__Record set__:
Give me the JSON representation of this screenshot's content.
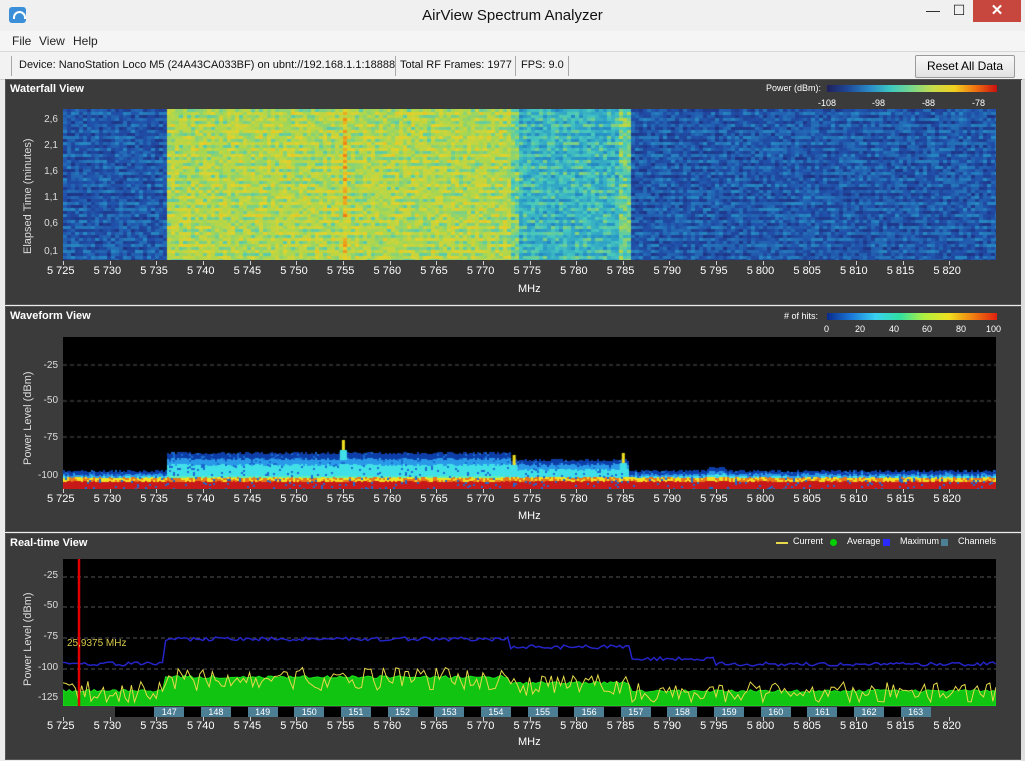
{
  "window": {
    "title": "AirView Spectrum Analyzer",
    "minimize": "—",
    "maximize": "☐",
    "close": "✕"
  },
  "menu": {
    "items": [
      "File",
      "View",
      "Help"
    ]
  },
  "device_bar": {
    "device": "Device: NanoStation Loco M5 (24A43CA033BF) on ubnt://192.168.1.1:18888",
    "frames": "Total RF Frames: 1977",
    "fps": "FPS: 9.0",
    "reset_label": "Reset All Data"
  },
  "x_axis": {
    "ticks": [
      "5 725",
      "5 730",
      "5 735",
      "5 740",
      "5 745",
      "5 750",
      "5 755",
      "5 760",
      "5 765",
      "5 770",
      "5 775",
      "5 780",
      "5 785",
      "5 790",
      "5 795",
      "5 800",
      "5 805",
      "5 810",
      "5 815",
      "5 820"
    ],
    "label": "MHz"
  },
  "waterfall": {
    "title": "Waterfall View",
    "legend_label": "Power (dBm):",
    "legend_ticks": [
      "-108",
      "-98",
      "-88",
      "-78"
    ],
    "ylabel": "Elapsed Time (minutes)",
    "yticks": [
      "2,6",
      "2,1",
      "1,6",
      "1,1",
      "0,6",
      "0,1"
    ]
  },
  "waveform": {
    "title": "Waveform View",
    "legend_label": "# of hits:",
    "legend_ticks": [
      "0",
      "20",
      "40",
      "60",
      "80",
      "100"
    ],
    "ylabel": "Power Level (dBm)",
    "yticks": [
      "-25",
      "-50",
      "-75",
      "-100"
    ]
  },
  "realtime": {
    "title": "Real-time View",
    "legend": [
      {
        "label": "Current",
        "color": "#e6d84a"
      },
      {
        "label": "Average",
        "color": "#00d000"
      },
      {
        "label": "Maximum",
        "color": "#2a2aff"
      },
      {
        "label": "Channels",
        "color": "#4c7e94"
      }
    ],
    "ylabel": "Power Level (dBm)",
    "yticks": [
      "-25",
      "-50",
      "-75",
      "-100",
      "-125"
    ],
    "cursor_label": "25,9375 MHz",
    "channels": [
      "147",
      "148",
      "149",
      "150",
      "151",
      "152",
      "153",
      "154",
      "155",
      "156",
      "157",
      "158",
      "159",
      "160",
      "161",
      "162",
      "163"
    ]
  },
  "colors": {
    "panel": "#3b3b3b",
    "plot": "#000000",
    "marker": "#e00000"
  }
}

__Goal__:
Every line is to be duplicated exactly, though pictures stay out.

__Task answer__:
Give me the JSON representation of this screenshot's content.
{
  "window": {
    "title": "AirView Spectrum Analyzer",
    "minimize": "—",
    "maximize": "☐",
    "close": "✕"
  },
  "menu": {
    "items": [
      "File",
      "View",
      "Help"
    ]
  },
  "device_bar": {
    "device": "Device: NanoStation Loco M5 (24A43CA033BF) on ubnt://192.168.1.1:18888",
    "frames": "Total RF Frames: 1977",
    "fps": "FPS: 9.0",
    "reset_label": "Reset All Data"
  },
  "x_axis": {
    "ticks": [
      "5 725",
      "5 730",
      "5 735",
      "5 740",
      "5 745",
      "5 750",
      "5 755",
      "5 760",
      "5 765",
      "5 770",
      "5 775",
      "5 780",
      "5 785",
      "5 790",
      "5 795",
      "5 800",
      "5 805",
      "5 810",
      "5 815",
      "5 820"
    ],
    "label": "MHz"
  },
  "waterfall": {
    "title": "Waterfall View",
    "legend_label": "Power (dBm):",
    "legend_ticks": [
      "-108",
      "-98",
      "-88",
      "-78"
    ],
    "ylabel": "Elapsed Time (minutes)",
    "yticks": [
      "2,6",
      "2,1",
      "1,6",
      "1,1",
      "0,6",
      "0,1"
    ]
  },
  "waveform": {
    "title": "Waveform View",
    "legend_label": "# of hits:",
    "legend_ticks": [
      "0",
      "20",
      "40",
      "60",
      "80",
      "100"
    ],
    "ylabel": "Power Level (dBm)",
    "yticks": [
      "-25",
      "-50",
      "-75",
      "-100"
    ]
  },
  "realtime": {
    "title": "Real-time View",
    "legend": [
      {
        "label": "Current",
        "color": "#e6d84a"
      },
      {
        "label": "Average",
        "color": "#00d000"
      },
      {
        "label": "Maximum",
        "color": "#2a2aff"
      },
      {
        "label": "Channels",
        "color": "#4c7e94"
      }
    ],
    "ylabel": "Power Level (dBm)",
    "yticks": [
      "-25",
      "-50",
      "-75",
      "-100",
      "-125"
    ],
    "cursor_label": "25,9375 MHz",
    "channels": [
      "147",
      "148",
      "149",
      "150",
      "151",
      "152",
      "153",
      "154",
      "155",
      "156",
      "157",
      "158",
      "159",
      "160",
      "161",
      "162",
      "163"
    ]
  },
  "colors": {
    "panel": "#3b3b3b",
    "plot": "#000000",
    "marker": "#e00000"
  }
}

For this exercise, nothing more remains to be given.